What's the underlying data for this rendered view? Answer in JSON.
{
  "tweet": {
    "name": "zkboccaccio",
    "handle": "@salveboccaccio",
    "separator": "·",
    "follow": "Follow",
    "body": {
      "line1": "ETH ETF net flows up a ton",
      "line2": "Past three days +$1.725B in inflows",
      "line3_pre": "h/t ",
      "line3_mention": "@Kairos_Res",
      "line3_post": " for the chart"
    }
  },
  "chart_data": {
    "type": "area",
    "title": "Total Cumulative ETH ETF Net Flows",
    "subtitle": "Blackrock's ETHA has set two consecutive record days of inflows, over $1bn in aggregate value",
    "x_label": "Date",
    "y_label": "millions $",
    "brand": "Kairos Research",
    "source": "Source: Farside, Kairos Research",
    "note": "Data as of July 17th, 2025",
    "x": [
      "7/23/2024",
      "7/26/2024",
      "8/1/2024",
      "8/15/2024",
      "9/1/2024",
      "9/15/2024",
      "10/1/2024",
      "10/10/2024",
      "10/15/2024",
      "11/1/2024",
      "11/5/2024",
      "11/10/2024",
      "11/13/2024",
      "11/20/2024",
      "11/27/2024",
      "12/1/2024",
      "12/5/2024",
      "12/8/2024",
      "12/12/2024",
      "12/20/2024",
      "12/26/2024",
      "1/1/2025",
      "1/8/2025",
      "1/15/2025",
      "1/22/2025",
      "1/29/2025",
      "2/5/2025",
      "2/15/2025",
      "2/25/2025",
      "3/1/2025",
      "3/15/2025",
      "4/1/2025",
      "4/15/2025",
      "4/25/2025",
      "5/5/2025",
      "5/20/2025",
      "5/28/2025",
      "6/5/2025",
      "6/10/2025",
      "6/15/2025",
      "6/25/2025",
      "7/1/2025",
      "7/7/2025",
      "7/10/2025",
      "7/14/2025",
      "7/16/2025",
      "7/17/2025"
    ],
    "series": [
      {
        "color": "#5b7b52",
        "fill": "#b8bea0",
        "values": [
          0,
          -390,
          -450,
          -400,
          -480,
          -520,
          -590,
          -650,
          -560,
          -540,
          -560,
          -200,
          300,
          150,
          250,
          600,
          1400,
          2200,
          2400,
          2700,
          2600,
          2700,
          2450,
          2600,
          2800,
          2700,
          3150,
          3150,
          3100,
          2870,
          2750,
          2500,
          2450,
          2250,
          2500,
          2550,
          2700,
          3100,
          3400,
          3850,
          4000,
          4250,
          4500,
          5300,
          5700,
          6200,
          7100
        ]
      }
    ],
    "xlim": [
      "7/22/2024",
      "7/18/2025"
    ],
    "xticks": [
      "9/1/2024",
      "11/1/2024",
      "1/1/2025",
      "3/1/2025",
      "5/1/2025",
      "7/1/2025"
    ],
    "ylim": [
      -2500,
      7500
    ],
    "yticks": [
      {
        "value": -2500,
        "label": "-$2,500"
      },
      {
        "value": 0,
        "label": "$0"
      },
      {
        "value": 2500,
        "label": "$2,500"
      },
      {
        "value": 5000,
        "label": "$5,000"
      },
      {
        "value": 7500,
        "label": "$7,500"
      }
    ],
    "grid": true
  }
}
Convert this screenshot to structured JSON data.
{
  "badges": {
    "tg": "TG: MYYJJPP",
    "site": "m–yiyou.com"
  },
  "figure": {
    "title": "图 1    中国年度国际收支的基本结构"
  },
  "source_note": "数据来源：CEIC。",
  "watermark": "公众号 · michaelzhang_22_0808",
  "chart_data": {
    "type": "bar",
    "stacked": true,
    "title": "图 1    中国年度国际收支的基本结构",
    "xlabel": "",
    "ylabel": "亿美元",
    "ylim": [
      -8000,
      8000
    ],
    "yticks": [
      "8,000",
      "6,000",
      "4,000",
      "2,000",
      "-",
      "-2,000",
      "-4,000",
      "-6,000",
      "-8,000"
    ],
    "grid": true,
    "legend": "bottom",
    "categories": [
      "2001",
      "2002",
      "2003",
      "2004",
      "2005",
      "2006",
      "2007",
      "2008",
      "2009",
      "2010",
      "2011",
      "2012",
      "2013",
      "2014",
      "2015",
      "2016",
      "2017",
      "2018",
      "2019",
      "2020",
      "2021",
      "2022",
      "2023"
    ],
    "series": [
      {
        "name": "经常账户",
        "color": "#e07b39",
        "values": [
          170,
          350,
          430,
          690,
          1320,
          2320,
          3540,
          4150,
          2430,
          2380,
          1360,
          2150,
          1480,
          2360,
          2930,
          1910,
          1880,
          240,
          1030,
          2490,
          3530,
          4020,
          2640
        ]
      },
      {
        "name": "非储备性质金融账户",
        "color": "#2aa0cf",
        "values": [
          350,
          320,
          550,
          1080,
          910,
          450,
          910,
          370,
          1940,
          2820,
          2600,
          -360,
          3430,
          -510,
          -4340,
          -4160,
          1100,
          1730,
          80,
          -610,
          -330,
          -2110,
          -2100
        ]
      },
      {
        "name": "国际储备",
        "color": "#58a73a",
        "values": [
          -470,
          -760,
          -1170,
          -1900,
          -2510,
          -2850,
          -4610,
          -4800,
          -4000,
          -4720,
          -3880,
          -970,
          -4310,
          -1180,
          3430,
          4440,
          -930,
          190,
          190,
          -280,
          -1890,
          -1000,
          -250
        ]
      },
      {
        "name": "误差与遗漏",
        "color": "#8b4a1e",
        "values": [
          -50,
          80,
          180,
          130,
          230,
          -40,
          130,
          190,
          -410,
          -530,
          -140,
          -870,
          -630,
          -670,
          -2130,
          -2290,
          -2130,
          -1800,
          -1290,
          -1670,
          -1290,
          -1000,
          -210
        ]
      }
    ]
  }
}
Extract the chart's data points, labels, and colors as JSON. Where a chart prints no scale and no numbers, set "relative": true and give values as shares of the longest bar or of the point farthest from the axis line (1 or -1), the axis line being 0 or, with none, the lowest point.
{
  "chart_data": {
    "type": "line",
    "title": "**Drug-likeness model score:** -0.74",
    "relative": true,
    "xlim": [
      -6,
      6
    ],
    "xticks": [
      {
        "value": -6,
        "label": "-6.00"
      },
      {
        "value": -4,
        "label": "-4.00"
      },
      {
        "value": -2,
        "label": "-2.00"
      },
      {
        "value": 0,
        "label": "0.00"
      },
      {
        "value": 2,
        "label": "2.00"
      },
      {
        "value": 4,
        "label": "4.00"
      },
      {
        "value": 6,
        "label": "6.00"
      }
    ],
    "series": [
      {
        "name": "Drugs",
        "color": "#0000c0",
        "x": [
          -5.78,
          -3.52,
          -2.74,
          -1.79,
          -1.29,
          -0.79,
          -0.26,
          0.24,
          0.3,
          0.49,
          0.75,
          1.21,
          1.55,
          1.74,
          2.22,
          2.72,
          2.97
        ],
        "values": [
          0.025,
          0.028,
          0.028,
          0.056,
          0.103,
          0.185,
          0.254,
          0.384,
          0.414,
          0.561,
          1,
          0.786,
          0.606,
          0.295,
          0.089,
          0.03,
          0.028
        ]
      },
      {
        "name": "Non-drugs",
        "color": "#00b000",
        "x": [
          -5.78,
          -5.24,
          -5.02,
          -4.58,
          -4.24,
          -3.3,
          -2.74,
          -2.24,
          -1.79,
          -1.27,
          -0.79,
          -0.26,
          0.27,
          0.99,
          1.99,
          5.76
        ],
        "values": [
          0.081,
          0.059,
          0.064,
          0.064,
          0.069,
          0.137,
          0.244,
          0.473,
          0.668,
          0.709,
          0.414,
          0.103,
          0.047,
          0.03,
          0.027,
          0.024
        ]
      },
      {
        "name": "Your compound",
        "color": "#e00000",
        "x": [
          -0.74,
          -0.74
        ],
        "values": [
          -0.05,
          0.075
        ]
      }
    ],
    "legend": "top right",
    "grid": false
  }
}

● REQUIREMENT: Write out the material exactly as given.

● WRITTEN RESPONSE:
What's the underlying data for this rendered view? Answer in JSON.
{
  "tweet": {
    "name": "zkboccaccio",
    "handle": "@salveboccaccio",
    "separator": "·",
    "follow": "Follow",
    "body": {
      "line1": "ETH ETF net flows up a ton",
      "line2": "Past three days +$1.725B in inflows",
      "line3_pre": "h/t ",
      "line3_mention": "@Kairos_Res",
      "line3_post": " for the chart"
    }
  },
  "chart_data": {
    "type": "area",
    "title": "Total Cumulative ETH ETF Net Flows",
    "subtitle": "Blackrock's ETHA has set two consecutive record days of inflows, over $1bn in aggregate value",
    "x_label": "Date",
    "y_label": "millions $",
    "brand": "Kairos Research",
    "source": "Source: Farside, Kairos Research",
    "note": "Data as of July 17th, 2025",
    "x": [
      "7/23/2024",
      "7/26/2024",
      "8/1/2024",
      "8/15/2024",
      "9/1/2024",
      "9/15/2024",
      "10/1/2024",
      "10/10/2024",
      "10/15/2024",
      "11/1/2024",
      "11/5/2024",
      "11/10/2024",
      "11/13/2024",
      "11/20/2024",
      "11/27/2024",
      "12/1/2024",
      "12/5/2024",
      "12/8/2024",
      "12/12/2024",
      "12/20/2024",
      "12/26/2024",
      "1/1/2025",
      "1/8/2025",
      "1/15/2025",
      "1/22/2025",
      "1/29/2025",
      "2/5/2025",
      "2/15/2025",
      "2/25/2025",
      "3/1/2025",
      "3/15/2025",
      "4/1/2025",
      "4/15/2025",
      "4/25/2025",
      "5/5/2025",
      "5/20/2025",
      "5/28/2025",
      "6/5/2025",
      "6/10/2025",
      "6/15/2025",
      "6/25/2025",
      "7/1/2025",
      "7/7/2025",
      "7/10/2025",
      "7/14/2025",
      "7/16/2025",
      "7/17/2025"
    ],
    "series": [
      {
        "color": "#5b7b52",
        "fill": "#b8bea0",
        "values": [
          0,
          -390,
          -450,
          -400,
          -480,
          -520,
          -590,
          -650,
          -560,
          -540,
          -560,
          -200,
          300,
          150,
          250,
          600,
          1400,
          2200,
          2400,
          2700,
          2600,
          2700,
          2450,
          2600,
          2800,
          2700,
          3150,
          3150,
          3100,
          2870,
          2750,
          2500,
          2450,
          2250,
          2500,
          2550,
          2700,
          3100,
          3400,
          3850,
          4000,
          4250,
          4500,
          5300,
          5700,
          6200,
          7100
        ]
      }
    ],
    "xlim": [
      "7/22/2024",
      "7/18/2025"
    ],
    "xticks": [
      "9/1/2024",
      "11/1/2024",
      "1/1/2025",
      "3/1/2025",
      "5/1/2025",
      "7/1/2025"
    ],
    "ylim": [
      -2500,
      7500
    ],
    "yticks": [
      {
        "value": -2500,
        "label": "-$2,500"
      },
      {
        "value": 0,
        "label": "$0"
      },
      {
        "value": 2500,
        "label": "$2,500"
      },
      {
        "value": 5000,
        "label": "$5,000"
      },
      {
        "value": 7500,
        "label": "$7,500"
      }
    ],
    "grid": true
  }
}
Convert this screenshot to structured JSON data.
{
  "badges": {
    "tg": "TG: MYYJJPP",
    "site": "m–yiyou.com"
  },
  "figure": {
    "title": "图 1    中国年度国际收支的基本结构"
  },
  "source_note": "数据来源：CEIC。",
  "watermark": "公众号 · michaelzhang_22_0808",
  "chart_data": {
    "type": "bar",
    "stacked": true,
    "title": "图 1    中国年度国际收支的基本结构",
    "xlabel": "",
    "ylabel": "亿美元",
    "ylim": [
      -8000,
      8000
    ],
    "yticks": [
      "8,000",
      "6,000",
      "4,000",
      "2,000",
      "-",
      "-2,000",
      "-4,000",
      "-6,000",
      "-8,000"
    ],
    "grid": true,
    "legend": "bottom",
    "categories": [
      "2001",
      "2002",
      "2003",
      "2004",
      "2005",
      "2006",
      "2007",
      "2008",
      "2009",
      "2010",
      "2011",
      "2012",
      "2013",
      "2014",
      "2015",
      "2016",
      "2017",
      "2018",
      "2019",
      "2020",
      "2021",
      "2022",
      "2023"
    ],
    "series": [
      {
        "name": "经常账户",
        "color": "#e07b39",
        "values": [
          170,
          350,
          430,
          690,
          1320,
          2320,
          3540,
          4150,
          2430,
          2380,
          1360,
          2150,
          1480,
          2360,
          2930,
          1910,
          1880,
          240,
          1030,
          2490,
          3530,
          4020,
          2640
        ]
      },
      {
        "name": "非储备性质金融账户",
        "color": "#2aa0cf",
        "values": [
          350,
          320,
          550,
          1080,
          910,
          450,
          910,
          370,
          1940,
          2820,
          2600,
          -360,
          3430,
          -510,
          -4340,
          -4160,
          1100,
          1730,
          80,
          -610,
          -330,
          -2110,
          -2100
        ]
      },
      {
        "name": "国际储备",
        "color": "#58a73a",
        "values": [
          -470,
          -760,
          -1170,
          -1900,
          -2510,
          -2850,
          -4610,
          -4800,
          -4000,
          -4720,
          -3880,
          -970,
          -4310,
          -1180,
          3430,
          4440,
          -930,
          190,
          190,
          -280,
          -1890,
          -1000,
          -250
        ]
      },
      {
        "name": "误差与遗漏",
        "color": "#8b4a1e",
        "values": [
          -50,
          80,
          180,
          130,
          230,
          -40,
          130,
          190,
          -410,
          -530,
          -140,
          -870,
          -630,
          -670,
          -2130,
          -2290,
          -2130,
          -1800,
          -1290,
          -1670,
          -1290,
          -1000,
          -210
        ]
      }
    ]
  }
}
Extract the chart's data points, labels, and colors as JSON. Where a chart prints no scale and no numbers, set "relative": true and give values as shares of the longest bar or of the point farthest from the axis line (1 or -1), the axis line being 0 or, with none, the lowest point.
{
  "chart_data": {
    "type": "line",
    "title": "**Drug-likeness model score:** -0.74",
    "relative": true,
    "xlim": [
      -6,
      6
    ],
    "xticks": [
      {
        "value": -6,
        "label": "-6.00"
      },
      {
        "value": -4,
        "label": "-4.00"
      },
      {
        "value": -2,
        "label": "-2.00"
      },
      {
        "value": 0,
        "label": "0.00"
      },
      {
        "value": 2,
        "label": "2.00"
      },
      {
        "value": 4,
        "label": "4.00"
      },
      {
        "value": 6,
        "label": "6.00"
      }
    ],
    "series": [
      {
        "name": "Drugs",
        "color": "#0000c0",
        "x": [
          -5.78,
          -3.52,
          -2.74,
          -1.79,
          -1.29,
          -0.79,
          -0.26,
          0.24,
          0.3,
          0.49,
          0.75,
          1.21,
          1.55,
          1.74,
          2.22,
          2.72,
          2.97
        ],
        "values": [
          0.025,
          0.028,
          0.028,
          0.056,
          0.103,
          0.185,
          0.254,
          0.384,
          0.414,
          0.561,
          1,
          0.786,
          0.606,
          0.295,
          0.089,
          0.03,
          0.028
        ]
      },
      {
        "name": "Non-drugs",
        "color": "#00b000",
        "x": [
          -5.78,
          -5.24,
          -5.02,
          -4.58,
          -4.24,
          -3.3,
          -2.74,
          -2.24,
          -1.79,
          -1.27,
          -0.79,
          -0.26,
          0.27,
          0.99,
          1.99,
          5.76
        ],
        "values": [
          0.081,
          0.059,
          0.064,
          0.064,
          0.069,
          0.137,
          0.244,
          0.473,
          0.668,
          0.709,
          0.414,
          0.103,
          0.047,
          0.03,
          0.027,
          0.024
        ]
      },
      {
        "name": "Your compound",
        "color": "#e00000",
        "x": [
          -0.74,
          -0.74
        ],
        "values": [
          -0.05,
          0.075
        ]
      }
    ],
    "legend": "top right",
    "grid": false
  }
}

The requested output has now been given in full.